_Requirements_
Find the string "name" in the records. Copy every line it appears in.

+++ Source data +++

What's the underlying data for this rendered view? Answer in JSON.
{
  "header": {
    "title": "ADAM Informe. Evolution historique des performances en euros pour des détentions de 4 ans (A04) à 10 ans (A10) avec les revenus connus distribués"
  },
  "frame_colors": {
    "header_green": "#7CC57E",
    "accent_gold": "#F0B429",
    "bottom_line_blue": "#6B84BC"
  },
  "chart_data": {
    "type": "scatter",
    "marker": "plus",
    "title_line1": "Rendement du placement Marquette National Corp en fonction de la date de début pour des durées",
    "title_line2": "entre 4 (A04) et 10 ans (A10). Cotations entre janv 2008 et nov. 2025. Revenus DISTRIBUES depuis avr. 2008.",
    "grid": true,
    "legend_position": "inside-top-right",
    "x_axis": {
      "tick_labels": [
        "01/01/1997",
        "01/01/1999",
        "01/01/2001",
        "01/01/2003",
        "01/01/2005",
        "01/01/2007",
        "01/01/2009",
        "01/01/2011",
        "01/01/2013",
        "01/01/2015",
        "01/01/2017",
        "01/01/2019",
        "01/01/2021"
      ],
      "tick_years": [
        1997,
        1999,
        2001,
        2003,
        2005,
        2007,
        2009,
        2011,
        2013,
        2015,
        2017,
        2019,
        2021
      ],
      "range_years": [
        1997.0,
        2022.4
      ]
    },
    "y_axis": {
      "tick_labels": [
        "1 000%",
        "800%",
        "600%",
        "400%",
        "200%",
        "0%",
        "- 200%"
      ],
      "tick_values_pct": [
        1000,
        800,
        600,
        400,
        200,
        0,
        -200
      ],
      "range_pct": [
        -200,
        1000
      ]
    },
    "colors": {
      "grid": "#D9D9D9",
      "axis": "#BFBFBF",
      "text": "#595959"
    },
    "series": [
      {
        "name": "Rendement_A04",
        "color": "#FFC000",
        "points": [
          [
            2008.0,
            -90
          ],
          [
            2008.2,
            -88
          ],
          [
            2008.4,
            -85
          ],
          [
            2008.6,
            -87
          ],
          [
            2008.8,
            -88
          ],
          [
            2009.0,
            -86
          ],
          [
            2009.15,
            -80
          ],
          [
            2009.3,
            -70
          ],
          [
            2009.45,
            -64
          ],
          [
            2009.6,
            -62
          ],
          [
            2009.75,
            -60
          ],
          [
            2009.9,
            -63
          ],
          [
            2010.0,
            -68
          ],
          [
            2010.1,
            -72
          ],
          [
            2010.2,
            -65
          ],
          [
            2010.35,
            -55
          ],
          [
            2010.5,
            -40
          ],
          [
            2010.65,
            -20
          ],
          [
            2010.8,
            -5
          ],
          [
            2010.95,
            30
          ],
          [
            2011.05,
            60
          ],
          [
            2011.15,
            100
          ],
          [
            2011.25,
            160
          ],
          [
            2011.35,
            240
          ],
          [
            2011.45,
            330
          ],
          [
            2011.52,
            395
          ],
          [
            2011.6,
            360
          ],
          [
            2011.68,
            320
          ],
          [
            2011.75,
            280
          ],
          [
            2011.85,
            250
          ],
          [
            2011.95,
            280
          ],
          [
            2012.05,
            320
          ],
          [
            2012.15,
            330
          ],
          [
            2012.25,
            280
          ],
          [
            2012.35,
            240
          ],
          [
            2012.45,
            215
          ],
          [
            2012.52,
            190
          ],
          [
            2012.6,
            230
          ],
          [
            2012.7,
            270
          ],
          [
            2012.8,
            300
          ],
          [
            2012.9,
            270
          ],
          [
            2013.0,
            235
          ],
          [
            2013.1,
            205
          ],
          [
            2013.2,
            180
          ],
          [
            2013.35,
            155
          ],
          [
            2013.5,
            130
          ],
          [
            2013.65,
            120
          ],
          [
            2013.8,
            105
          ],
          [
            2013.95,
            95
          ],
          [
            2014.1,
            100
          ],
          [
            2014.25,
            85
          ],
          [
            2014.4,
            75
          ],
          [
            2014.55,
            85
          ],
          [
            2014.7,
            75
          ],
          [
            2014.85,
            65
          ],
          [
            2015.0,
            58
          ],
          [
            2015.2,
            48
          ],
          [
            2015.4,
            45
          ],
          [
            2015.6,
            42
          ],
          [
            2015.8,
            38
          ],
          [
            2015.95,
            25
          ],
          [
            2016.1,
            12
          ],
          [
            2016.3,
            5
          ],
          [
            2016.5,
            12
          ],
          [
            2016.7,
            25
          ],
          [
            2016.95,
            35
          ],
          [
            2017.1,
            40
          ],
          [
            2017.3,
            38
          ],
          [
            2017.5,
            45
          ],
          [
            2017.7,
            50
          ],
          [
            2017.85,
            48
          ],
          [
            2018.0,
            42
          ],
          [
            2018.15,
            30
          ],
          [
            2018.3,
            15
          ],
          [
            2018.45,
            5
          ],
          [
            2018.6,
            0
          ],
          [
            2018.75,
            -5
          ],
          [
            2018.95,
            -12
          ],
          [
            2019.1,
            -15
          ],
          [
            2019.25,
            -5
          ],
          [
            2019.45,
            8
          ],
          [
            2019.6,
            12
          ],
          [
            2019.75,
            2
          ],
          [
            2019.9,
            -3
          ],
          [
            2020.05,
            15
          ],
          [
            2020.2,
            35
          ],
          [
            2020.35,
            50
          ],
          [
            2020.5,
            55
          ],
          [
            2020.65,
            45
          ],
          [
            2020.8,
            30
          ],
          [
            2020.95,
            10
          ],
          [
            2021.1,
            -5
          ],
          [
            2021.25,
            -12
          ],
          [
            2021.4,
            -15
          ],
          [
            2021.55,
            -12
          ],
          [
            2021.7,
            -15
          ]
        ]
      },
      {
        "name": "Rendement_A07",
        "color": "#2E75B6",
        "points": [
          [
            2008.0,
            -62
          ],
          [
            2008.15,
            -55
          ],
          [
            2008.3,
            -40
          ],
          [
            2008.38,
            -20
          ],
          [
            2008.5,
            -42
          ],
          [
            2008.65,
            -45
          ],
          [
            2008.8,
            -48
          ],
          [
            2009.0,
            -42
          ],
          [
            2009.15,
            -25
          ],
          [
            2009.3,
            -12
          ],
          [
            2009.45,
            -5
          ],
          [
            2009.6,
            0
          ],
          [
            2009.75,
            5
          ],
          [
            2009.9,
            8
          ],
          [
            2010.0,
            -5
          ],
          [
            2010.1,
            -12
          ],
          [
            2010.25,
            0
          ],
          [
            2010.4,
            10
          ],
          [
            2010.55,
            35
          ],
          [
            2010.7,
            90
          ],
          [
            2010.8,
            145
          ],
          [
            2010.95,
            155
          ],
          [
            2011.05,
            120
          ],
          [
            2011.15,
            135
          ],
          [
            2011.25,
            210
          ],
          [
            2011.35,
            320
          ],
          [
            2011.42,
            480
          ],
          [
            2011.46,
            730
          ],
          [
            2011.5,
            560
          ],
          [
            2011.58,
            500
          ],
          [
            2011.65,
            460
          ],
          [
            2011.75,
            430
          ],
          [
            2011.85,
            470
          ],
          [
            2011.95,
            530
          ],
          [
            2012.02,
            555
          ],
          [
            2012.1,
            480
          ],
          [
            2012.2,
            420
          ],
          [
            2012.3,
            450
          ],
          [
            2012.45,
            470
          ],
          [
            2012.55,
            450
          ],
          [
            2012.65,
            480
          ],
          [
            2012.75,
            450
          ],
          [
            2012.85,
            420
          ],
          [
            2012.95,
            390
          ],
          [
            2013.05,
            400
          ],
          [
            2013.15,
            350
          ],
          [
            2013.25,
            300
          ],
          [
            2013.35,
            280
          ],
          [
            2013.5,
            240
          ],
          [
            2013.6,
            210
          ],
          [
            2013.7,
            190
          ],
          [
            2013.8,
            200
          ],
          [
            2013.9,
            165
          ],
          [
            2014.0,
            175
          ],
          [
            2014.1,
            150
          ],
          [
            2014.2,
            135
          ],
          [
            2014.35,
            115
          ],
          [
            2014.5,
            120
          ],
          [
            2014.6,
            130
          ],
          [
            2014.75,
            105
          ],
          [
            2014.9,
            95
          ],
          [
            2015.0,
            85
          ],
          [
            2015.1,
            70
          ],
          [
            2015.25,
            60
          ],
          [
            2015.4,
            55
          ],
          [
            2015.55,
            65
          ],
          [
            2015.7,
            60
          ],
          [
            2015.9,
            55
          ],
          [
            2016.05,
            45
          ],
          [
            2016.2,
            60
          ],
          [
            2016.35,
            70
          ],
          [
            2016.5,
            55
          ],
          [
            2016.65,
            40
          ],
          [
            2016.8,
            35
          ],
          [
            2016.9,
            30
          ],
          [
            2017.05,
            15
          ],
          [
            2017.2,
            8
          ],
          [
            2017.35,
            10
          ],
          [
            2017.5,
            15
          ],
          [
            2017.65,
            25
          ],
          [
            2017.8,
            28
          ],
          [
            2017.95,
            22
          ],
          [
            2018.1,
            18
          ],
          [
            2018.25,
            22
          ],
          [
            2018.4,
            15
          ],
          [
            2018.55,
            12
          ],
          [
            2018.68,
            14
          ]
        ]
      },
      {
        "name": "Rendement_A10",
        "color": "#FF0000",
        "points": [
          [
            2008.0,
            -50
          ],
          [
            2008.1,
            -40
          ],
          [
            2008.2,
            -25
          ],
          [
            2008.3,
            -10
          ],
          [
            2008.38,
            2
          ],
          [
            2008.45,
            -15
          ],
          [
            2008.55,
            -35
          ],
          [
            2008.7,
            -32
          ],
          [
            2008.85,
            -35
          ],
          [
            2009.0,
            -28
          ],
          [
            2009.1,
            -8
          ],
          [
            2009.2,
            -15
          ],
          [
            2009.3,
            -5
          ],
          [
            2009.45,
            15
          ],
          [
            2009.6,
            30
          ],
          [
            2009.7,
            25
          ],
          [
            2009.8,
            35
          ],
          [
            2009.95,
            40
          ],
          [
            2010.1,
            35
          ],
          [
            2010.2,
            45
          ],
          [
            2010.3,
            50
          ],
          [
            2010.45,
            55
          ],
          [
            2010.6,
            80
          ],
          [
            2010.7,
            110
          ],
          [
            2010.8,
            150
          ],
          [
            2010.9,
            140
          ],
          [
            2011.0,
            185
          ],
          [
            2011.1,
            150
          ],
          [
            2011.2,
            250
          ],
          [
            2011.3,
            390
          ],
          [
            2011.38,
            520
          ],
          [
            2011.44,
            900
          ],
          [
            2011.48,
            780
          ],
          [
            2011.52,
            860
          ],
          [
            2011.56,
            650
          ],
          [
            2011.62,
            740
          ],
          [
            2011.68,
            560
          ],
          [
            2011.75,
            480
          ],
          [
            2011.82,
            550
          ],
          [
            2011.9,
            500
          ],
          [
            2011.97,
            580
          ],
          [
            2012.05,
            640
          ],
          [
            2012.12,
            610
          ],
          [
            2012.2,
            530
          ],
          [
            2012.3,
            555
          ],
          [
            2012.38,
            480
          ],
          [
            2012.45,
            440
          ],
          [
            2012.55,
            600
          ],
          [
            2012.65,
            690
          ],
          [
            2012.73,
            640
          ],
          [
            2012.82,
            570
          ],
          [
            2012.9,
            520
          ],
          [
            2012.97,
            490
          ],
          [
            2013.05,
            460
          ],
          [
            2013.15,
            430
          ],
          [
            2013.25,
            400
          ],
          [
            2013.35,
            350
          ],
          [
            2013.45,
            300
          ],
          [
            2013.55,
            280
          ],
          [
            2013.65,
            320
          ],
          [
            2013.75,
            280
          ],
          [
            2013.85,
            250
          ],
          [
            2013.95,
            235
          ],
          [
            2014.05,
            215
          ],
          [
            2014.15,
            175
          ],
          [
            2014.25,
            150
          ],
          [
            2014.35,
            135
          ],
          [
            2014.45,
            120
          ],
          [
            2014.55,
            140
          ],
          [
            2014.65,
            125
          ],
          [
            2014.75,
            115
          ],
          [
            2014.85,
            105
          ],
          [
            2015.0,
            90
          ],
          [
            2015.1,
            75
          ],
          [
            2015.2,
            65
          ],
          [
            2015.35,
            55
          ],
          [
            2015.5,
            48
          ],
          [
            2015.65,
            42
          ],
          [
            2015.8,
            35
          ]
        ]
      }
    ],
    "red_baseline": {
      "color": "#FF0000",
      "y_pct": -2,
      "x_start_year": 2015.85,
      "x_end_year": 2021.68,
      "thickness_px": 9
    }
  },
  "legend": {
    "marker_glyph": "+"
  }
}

+++

_The output_
        "name": "Rendement_A04",
        "name": "Rendement_A07",
        "name": "Rendement_A10",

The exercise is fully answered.